#### The request:
Each line that holds the word "ครสอบค" counts once; give the total for the records below and nothing else.

--- Exercise materials ---

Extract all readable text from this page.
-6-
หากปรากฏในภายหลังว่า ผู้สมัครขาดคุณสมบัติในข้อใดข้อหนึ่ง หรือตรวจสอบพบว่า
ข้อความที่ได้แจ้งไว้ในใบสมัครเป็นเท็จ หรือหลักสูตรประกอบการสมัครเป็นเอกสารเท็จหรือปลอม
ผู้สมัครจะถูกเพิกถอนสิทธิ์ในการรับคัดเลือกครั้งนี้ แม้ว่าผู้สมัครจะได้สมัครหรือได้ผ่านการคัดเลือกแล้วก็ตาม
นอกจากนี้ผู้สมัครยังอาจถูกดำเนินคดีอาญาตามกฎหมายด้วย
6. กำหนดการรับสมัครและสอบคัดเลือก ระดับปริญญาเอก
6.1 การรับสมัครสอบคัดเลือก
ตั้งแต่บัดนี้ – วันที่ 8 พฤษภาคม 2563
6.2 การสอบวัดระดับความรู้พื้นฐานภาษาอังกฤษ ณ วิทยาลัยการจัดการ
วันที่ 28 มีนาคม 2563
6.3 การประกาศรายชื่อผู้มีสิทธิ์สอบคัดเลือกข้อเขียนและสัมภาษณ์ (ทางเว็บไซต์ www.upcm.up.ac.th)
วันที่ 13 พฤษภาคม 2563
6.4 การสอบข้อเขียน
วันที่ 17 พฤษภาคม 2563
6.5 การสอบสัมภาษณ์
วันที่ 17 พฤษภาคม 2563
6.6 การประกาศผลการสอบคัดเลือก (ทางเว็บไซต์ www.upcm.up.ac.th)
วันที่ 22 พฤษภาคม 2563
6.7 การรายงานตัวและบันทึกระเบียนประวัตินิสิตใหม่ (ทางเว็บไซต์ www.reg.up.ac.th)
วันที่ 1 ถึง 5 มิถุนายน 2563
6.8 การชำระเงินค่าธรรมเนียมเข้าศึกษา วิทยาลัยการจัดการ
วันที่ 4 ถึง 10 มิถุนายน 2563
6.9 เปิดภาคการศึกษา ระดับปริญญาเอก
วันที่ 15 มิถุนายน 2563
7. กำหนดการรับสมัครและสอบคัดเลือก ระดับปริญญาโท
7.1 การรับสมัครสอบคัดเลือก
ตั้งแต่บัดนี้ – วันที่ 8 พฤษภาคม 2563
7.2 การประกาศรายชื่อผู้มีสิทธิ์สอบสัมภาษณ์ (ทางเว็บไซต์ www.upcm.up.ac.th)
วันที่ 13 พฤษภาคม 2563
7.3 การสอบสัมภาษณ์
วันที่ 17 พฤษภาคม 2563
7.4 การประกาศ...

---

#### Exercise output:
2